*TASK*: Switch "period-tab" to "interval-tab" in the lines that start with the line containing "Give me the" and go on through the line containing "indicator-tab[interactable]: FSL <box>196". Return only those lines, with nothing else changed.
::::
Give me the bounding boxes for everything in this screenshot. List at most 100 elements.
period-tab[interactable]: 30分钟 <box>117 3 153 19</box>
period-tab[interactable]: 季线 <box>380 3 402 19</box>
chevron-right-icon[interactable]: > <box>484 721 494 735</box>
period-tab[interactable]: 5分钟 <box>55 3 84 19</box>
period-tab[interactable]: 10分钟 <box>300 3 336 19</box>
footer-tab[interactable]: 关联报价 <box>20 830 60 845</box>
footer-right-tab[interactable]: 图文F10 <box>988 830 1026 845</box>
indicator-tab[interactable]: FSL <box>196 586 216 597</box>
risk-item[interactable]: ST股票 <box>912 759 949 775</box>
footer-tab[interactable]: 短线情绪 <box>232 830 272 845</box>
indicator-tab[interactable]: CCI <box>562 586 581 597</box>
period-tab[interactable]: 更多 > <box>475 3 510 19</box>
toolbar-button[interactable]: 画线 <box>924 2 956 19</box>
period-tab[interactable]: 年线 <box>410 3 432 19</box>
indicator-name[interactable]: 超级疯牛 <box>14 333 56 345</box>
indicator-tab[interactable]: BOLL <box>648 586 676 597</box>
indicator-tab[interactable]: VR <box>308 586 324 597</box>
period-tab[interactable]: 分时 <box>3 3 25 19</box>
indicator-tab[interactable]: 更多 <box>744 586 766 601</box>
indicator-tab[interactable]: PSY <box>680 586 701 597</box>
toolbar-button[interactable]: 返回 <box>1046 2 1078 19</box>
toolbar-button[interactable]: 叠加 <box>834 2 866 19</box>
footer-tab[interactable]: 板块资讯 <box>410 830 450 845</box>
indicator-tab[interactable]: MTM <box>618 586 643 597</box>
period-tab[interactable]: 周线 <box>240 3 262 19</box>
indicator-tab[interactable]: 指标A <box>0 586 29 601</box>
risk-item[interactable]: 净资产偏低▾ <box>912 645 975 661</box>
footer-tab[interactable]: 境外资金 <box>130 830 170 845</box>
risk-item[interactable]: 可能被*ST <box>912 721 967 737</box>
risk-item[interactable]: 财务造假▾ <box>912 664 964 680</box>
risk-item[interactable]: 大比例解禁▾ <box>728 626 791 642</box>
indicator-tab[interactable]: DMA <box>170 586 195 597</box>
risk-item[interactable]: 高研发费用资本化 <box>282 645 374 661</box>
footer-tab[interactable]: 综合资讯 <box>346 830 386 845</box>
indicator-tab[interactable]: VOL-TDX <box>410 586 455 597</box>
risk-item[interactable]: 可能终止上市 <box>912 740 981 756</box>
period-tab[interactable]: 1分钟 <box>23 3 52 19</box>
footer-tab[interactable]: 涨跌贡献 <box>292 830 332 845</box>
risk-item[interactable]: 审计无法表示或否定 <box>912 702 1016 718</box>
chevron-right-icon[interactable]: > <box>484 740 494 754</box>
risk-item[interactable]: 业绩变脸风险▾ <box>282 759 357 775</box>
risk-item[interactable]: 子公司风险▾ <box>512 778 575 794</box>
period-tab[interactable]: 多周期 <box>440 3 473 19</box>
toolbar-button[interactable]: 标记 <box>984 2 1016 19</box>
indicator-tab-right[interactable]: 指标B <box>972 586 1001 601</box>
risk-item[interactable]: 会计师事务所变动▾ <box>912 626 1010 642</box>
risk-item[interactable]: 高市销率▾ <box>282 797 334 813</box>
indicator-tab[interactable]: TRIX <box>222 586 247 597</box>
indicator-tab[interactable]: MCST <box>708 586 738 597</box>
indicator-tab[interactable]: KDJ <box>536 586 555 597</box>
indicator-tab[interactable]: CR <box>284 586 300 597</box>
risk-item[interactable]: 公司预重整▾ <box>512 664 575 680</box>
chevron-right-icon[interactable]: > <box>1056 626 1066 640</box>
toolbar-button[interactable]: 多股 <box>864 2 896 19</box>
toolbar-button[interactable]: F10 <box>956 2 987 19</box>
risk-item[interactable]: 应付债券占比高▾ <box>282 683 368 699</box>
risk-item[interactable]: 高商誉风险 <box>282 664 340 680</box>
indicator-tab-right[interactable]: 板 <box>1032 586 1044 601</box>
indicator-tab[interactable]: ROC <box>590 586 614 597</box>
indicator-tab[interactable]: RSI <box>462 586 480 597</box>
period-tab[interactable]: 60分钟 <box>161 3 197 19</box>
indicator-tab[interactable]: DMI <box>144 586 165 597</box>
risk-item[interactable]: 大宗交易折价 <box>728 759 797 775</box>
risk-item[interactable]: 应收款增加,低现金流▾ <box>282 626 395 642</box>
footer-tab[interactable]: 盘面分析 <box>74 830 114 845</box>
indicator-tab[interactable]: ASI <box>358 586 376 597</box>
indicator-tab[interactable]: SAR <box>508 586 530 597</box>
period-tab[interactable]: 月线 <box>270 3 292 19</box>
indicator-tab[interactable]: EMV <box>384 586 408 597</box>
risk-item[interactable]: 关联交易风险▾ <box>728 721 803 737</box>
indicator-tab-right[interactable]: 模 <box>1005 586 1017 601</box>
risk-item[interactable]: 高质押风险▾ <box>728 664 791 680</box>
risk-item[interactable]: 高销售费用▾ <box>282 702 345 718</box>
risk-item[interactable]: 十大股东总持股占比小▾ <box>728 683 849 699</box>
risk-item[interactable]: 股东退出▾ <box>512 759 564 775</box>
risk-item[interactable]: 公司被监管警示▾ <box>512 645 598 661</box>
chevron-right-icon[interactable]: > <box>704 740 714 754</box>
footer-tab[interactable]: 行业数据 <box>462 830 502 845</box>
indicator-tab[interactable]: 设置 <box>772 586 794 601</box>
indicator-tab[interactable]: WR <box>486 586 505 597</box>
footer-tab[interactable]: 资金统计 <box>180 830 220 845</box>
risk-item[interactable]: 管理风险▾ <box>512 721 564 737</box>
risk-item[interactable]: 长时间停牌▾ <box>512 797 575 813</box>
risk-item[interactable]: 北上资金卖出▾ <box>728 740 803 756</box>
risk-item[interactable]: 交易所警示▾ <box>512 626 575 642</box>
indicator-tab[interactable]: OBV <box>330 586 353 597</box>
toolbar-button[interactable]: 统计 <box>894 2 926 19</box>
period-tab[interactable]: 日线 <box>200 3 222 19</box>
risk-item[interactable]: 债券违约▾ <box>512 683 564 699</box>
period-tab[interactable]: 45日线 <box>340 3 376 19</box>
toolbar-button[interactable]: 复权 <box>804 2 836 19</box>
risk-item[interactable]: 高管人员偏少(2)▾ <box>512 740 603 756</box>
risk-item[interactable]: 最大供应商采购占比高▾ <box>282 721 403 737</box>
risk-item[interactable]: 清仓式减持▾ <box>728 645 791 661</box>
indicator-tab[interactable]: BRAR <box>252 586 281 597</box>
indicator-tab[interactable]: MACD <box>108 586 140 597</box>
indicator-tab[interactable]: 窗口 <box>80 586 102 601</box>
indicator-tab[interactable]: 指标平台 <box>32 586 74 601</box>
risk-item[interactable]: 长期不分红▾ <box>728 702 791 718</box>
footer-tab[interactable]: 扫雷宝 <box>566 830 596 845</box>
::::
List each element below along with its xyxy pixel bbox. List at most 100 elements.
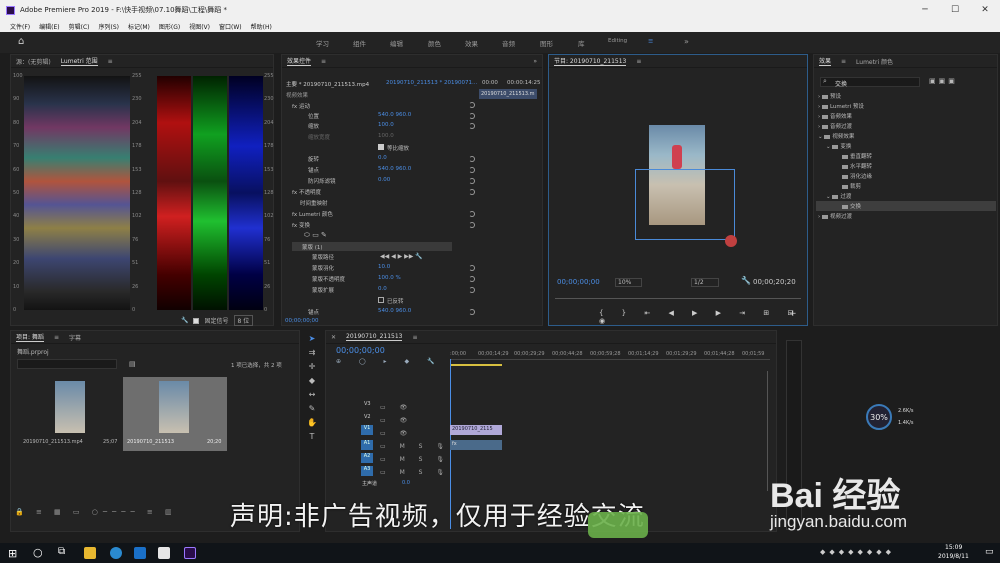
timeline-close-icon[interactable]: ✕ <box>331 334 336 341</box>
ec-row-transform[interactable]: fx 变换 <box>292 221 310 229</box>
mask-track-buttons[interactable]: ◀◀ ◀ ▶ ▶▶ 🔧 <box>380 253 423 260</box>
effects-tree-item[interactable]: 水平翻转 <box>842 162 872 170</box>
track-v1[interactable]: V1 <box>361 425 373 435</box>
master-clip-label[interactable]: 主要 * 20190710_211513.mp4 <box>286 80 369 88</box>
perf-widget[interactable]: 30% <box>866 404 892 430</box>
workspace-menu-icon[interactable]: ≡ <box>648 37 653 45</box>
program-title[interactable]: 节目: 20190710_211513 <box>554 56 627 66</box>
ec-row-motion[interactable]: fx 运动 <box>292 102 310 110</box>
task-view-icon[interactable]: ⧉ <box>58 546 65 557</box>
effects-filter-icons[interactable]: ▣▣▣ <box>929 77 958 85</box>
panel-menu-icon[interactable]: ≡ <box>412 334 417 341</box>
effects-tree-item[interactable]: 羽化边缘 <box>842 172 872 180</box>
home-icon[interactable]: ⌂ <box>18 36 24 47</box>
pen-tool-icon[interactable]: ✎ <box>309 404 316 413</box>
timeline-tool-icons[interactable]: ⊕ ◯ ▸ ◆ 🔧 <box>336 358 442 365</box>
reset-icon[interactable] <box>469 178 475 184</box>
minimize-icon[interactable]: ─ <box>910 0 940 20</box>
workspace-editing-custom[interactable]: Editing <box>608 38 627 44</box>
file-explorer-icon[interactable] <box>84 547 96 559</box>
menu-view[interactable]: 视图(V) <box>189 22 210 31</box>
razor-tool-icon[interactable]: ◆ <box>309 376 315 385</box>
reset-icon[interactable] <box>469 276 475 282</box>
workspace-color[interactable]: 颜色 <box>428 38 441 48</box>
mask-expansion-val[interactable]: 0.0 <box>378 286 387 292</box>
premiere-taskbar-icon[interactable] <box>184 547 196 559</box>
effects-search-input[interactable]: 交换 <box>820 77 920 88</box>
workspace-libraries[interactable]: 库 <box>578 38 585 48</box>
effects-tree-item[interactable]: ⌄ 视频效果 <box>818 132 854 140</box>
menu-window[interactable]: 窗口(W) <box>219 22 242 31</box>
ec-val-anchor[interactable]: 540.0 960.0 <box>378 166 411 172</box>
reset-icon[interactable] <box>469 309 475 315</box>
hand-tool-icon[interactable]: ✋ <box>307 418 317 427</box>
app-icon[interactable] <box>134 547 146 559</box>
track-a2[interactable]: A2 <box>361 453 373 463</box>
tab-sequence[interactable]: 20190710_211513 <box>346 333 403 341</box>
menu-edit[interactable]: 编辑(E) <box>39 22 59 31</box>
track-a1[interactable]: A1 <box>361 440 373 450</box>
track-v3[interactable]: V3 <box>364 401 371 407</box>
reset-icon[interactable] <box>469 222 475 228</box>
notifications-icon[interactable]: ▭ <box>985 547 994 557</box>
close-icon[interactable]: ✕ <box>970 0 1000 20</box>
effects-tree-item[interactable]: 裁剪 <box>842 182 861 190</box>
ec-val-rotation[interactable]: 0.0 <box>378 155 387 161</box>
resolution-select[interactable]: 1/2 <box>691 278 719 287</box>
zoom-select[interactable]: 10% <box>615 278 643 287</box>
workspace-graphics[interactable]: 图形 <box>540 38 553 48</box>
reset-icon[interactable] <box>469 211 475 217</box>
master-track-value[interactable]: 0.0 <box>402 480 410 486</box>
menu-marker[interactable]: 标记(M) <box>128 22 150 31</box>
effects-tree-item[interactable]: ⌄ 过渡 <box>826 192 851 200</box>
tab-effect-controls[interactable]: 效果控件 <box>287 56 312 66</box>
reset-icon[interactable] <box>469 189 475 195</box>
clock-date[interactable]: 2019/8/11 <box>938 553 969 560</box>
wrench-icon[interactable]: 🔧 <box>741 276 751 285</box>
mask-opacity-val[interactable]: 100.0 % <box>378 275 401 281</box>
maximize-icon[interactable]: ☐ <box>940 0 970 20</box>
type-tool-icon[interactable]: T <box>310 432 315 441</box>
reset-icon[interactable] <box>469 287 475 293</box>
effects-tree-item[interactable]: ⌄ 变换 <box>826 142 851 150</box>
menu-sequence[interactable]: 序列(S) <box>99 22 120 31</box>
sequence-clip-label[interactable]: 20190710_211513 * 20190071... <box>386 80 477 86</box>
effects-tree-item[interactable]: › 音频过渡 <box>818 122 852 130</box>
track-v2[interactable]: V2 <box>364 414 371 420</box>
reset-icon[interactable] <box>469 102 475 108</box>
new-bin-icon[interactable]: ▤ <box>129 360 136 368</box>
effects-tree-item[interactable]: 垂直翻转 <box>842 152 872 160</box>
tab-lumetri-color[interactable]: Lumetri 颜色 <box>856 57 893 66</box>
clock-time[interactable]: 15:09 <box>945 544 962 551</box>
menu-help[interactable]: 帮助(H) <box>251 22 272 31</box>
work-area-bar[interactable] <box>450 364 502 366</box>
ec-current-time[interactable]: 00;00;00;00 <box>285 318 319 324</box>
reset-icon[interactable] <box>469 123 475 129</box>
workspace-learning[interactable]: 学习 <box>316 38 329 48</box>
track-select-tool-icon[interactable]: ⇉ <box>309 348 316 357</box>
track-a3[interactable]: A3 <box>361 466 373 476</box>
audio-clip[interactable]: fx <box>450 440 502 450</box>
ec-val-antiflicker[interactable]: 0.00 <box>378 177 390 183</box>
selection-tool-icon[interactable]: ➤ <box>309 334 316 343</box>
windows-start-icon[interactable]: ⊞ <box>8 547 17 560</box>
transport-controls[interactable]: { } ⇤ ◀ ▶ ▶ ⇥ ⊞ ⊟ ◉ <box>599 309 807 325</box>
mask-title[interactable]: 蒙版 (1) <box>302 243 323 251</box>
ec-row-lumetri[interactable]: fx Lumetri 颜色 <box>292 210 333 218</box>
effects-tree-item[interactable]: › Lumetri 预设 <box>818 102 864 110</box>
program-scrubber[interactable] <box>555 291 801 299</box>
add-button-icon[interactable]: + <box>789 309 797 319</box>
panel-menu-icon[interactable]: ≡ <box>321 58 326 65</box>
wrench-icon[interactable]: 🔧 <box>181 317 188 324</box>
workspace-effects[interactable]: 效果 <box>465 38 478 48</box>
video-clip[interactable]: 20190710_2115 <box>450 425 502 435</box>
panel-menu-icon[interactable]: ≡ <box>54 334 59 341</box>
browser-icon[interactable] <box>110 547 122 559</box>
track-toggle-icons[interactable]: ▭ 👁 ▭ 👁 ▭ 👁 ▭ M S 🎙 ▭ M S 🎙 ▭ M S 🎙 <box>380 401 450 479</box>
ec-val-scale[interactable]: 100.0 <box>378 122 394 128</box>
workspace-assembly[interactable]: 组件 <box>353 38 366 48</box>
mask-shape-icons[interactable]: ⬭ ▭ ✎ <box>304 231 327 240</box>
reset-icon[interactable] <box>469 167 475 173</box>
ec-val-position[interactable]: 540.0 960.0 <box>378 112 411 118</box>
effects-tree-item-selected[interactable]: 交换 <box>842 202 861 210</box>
::::
*COMPLETED EXERCISE*:
Give me the bounding boxes for everything in this screenshot. List at most 100 elements.
interval-tab[interactable]: 30分钟 <box>117 3 153 19</box>
interval-tab[interactable]: 季线 <box>380 3 402 19</box>
chevron-right-icon[interactable]: > <box>484 721 494 735</box>
interval-tab[interactable]: 5分钟 <box>55 3 84 19</box>
interval-tab[interactable]: 10分钟 <box>300 3 336 19</box>
footer-tab[interactable]: 关联报价 <box>20 830 60 845</box>
footer-right-tab[interactable]: 图文F10 <box>988 830 1026 845</box>
indicator-tab[interactable]: FSL <box>196 586 216 597</box>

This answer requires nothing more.